## Start DATA LISTING
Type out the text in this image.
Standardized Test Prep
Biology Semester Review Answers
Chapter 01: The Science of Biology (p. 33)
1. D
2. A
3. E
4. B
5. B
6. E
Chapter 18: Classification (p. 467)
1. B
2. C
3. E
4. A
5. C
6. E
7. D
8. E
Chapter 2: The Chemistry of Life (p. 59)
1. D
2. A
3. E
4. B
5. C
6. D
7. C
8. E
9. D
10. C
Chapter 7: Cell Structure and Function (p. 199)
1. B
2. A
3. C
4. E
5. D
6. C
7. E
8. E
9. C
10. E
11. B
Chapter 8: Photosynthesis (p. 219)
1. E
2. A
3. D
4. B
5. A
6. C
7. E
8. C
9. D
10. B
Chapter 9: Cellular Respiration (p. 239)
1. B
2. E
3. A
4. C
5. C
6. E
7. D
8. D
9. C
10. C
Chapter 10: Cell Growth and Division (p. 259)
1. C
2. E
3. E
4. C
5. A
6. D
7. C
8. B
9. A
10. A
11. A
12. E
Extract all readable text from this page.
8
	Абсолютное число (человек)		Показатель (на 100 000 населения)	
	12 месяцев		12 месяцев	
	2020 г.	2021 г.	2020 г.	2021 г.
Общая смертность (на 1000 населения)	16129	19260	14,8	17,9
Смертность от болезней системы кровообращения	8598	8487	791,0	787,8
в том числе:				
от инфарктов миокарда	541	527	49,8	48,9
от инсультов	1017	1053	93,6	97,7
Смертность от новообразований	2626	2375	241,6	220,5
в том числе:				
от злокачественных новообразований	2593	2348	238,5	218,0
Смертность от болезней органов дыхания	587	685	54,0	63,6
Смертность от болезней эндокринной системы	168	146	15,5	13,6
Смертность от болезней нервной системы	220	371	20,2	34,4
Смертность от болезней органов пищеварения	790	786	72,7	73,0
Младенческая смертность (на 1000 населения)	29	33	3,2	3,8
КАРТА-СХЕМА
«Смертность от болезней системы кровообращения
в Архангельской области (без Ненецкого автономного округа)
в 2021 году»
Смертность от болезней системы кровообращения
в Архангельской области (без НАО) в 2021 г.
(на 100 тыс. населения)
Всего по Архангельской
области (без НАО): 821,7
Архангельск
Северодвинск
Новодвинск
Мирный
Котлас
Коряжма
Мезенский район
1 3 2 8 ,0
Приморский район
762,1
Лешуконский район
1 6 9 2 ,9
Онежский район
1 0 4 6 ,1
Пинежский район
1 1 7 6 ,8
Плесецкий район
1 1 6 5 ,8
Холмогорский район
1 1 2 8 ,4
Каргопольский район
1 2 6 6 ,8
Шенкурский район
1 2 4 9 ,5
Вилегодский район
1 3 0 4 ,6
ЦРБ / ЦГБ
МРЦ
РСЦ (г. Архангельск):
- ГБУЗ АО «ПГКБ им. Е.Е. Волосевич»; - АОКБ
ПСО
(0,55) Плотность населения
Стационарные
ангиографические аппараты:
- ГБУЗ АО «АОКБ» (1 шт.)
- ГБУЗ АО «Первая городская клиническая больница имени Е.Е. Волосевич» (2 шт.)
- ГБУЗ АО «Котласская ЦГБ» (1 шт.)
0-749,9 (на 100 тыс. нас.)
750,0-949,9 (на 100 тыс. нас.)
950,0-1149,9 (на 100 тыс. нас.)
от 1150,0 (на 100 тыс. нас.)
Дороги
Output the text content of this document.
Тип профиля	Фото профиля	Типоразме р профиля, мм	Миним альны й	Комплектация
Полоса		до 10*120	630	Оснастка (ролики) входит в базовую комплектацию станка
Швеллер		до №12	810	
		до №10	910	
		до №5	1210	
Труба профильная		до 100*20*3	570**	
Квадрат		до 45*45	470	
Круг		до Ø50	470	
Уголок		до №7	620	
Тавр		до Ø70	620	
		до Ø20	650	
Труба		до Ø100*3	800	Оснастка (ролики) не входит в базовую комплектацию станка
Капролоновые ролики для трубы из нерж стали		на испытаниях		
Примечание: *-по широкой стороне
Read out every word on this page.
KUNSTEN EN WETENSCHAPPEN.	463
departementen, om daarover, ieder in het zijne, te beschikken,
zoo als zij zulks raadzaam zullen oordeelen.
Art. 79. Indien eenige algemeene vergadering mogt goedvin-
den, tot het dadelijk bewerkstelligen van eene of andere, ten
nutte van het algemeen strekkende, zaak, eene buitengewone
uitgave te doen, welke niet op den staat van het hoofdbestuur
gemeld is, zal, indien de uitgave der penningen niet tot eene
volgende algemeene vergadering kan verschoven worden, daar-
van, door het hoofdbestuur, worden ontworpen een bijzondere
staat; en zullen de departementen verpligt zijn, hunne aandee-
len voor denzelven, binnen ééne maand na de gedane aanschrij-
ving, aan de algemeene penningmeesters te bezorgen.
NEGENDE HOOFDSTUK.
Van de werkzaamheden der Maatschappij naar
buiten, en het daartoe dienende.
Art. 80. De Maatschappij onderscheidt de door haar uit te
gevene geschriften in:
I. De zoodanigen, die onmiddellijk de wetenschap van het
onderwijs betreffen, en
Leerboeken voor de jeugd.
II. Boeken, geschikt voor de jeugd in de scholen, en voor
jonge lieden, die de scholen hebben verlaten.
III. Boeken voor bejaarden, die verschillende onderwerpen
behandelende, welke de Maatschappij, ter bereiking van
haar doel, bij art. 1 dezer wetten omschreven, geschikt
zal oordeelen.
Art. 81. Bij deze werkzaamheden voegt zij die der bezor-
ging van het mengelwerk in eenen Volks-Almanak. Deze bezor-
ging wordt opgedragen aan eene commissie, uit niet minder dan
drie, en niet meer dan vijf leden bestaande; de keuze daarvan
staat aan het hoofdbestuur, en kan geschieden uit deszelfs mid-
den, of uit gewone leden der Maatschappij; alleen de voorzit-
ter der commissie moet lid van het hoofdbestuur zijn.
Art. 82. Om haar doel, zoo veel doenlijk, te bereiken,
## End DATA LISTING
> _BRIEF_
Write out the full listing, keeping every line exactly as it is.

> _TASK RESPONSE_
Type out the text in this image.
Standardized Test Prep
Biology Semester Review Answers
Chapter 01: The Science of Biology (p. 33)
1. D
2. A
3. E
4. B
5. B
6. E
Chapter 18: Classification (p. 467)
1. B
2. C
3. E
4. A
5. C
6. E
7. D
8. E
Chapter 2: The Chemistry of Life (p. 59)
1. D
2. A
3. E
4. B
5. C
6. D
7. C
8. E
9. D
10. C
Chapter 7: Cell Structure and Function (p. 199)
1. B
2. A
3. C
4. E
5. D
6. C
7. E
8. E
9. C
10. E
11. B
Chapter 8: Photosynthesis (p. 219)
1. E
2. A
3. D
4. B
5. A
6. C
7. E
8. C
9. D
10. B
Chapter 9: Cellular Respiration (p. 239)
1. B
2. E
3. A
4. C
5. C
6. E
7. D
8. D
9. C
10. C
Chapter 10: Cell Growth and Division (p. 259)
1. C
2. E
3. E
4. C
5. A
6. D
7. C
8. B
9. A
10. A
11. A
12. E
Extract all readable text from this page.
8
	Абсолютное число (человек)		Показатель (на 100 000 населения)	
	12 месяцев		12 месяцев	
	2020 г.	2021 г.	2020 г.	2021 г.
Общая смертность (на 1000 населения)	16129	19260	14,8	17,9
Смертность от болезней системы кровообращения	8598	8487	791,0	787,8
в том числе:				
от инфарктов миокарда	541	527	49,8	48,9
от инсультов	1017	1053	93,6	97,7
Смертность от новообразований	2626	2375	241,6	220,5
в том числе:				
от злокачественных новообразований	2593	2348	238,5	218,0
Смертность от болезней органов дыхания	587	685	54,0	63,6
Смертность от болезней эндокринной системы	168	146	15,5	13,6
Смертность от болезней нервной системы	220	371	20,2	34,4
Смертность от болезней органов пищеварения	790	786	72,7	73,0
Младенческая смертность (на 1000 населения)	29	33	3,2	3,8
КАРТА-СХЕМА
«Смертность от болезней системы кровообращения
в Архангельской области (без Ненецкого автономного округа)
в 2021 году»
Смертность от болезней системы кровообращения
в Архангельской области (без НАО) в 2021 г.
(на 100 тыс. населения)
Всего по Архангельской
области (без НАО): 821,7
Архангельск
Северодвинск
Новодвинск
Мирный
Котлас
Коряжма
Мезенский район
1 3 2 8 ,0
Приморский район
762,1
Лешуконский район
1 6 9 2 ,9
Онежский район
1 0 4 6 ,1
Пинежский район
1 1 7 6 ,8
Плесецкий район
1 1 6 5 ,8
Холмогорский район
1 1 2 8 ,4
Каргопольский район
1 2 6 6 ,8
Шенкурский район
1 2 4 9 ,5
Вилегодский район
1 3 0 4 ,6
ЦРБ / ЦГБ
МРЦ
РСЦ (г. Архангельск):
- ГБУЗ АО «ПГКБ им. Е.Е. Волосевич»; - АОКБ
ПСО
(0,55) Плотность населения
Стационарные
ангиографические аппараты:
- ГБУЗ АО «АОКБ» (1 шт.)
- ГБУЗ АО «Первая городская клиническая больница имени Е.Е. Волосевич» (2 шт.)
- ГБУЗ АО «Котласская ЦГБ» (1 шт.)
0-749,9 (на 100 тыс. нас.)
750,0-949,9 (на 100 тыс. нас.)
950,0-1149,9 (на 100 тыс. нас.)
от 1150,0 (на 100 тыс. нас.)
Дороги
Output the text content of this document.
Тип профиля	Фото профиля	Типоразме р профиля, мм	Миним альны й	Комплектация
Полоса		до 10*120	630	Оснастка (ролики) входит в базовую комплектацию станка
Швеллер		до №12	810	
		до №10	910	
		до №5	1210	
Труба профильная		до 100*20*3	570**	
Квадрат		до 45*45	470	
Круг		до Ø50	470	
Уголок		до №7	620	
Тавр		до Ø70	620	
		до Ø20	650	
Труба		до Ø100*3	800	Оснастка (ролики) не входит в базовую комплектацию станка
Капролоновые ролики для трубы из нерж стали		на испытаниях		
Примечание: *-по широкой стороне
Read out every word on this page.
KUNSTEN EN WETENSCHAPPEN.	463
departementen, om daarover, ieder in het zijne, te beschikken,
zoo als zij zulks raadzaam zullen oordeelen.
Art. 79. Indien eenige algemeene vergadering mogt goedvin-
den, tot het dadelijk bewerkstelligen van eene of andere, ten
nutte van het algemeen strekkende, zaak, eene buitengewone
uitgave te doen, welke niet op den staat van het hoofdbestuur
gemeld is, zal, indien de uitgave der penningen niet tot eene
volgende algemeene vergadering kan verschoven worden, daar-
van, door het hoofdbestuur, worden ontworpen een bijzondere
staat; en zullen de departementen verpligt zijn, hunne aandee-
len voor denzelven, binnen ééne maand na de gedane aanschrij-
ving, aan de algemeene penningmeesters te bezorgen.
NEGENDE HOOFDSTUK.
Van de werkzaamheden der Maatschappij naar
buiten, en het daartoe dienende.
Art. 80. De Maatschappij onderscheidt de door haar uit te
gevene geschriften in:
I. De zoodanigen, die onmiddellijk de wetenschap van het
onderwijs betreffen, en
Leerboeken voor de jeugd.
II. Boeken, geschikt voor de jeugd in de scholen, en voor
jonge lieden, die de scholen hebben verlaten.
III. Boeken voor bejaarden, die verschillende onderwerpen
behandelende, welke de Maatschappij, ter bereiking van
haar doel, bij art. 1 dezer wetten omschreven, geschikt
zal oordeelen.
Art. 81. Bij deze werkzaamheden voegt zij die der bezor-
ging van het mengelwerk in eenen Volks-Almanak. Deze bezor-
ging wordt opgedragen aan eene commissie, uit niet minder dan
drie, en niet meer dan vijf leden bestaande; de keuze daarvan
staat aan het hoofdbestuur, en kan geschieden uit deszelfs mid-
den, of uit gewone leden der Maatschappij; alleen de voorzit-
ter der commissie moet lid van het hoofdbestuur zijn.
Art. 82. Om haar doel, zoo veel doenlijk, te bereiken,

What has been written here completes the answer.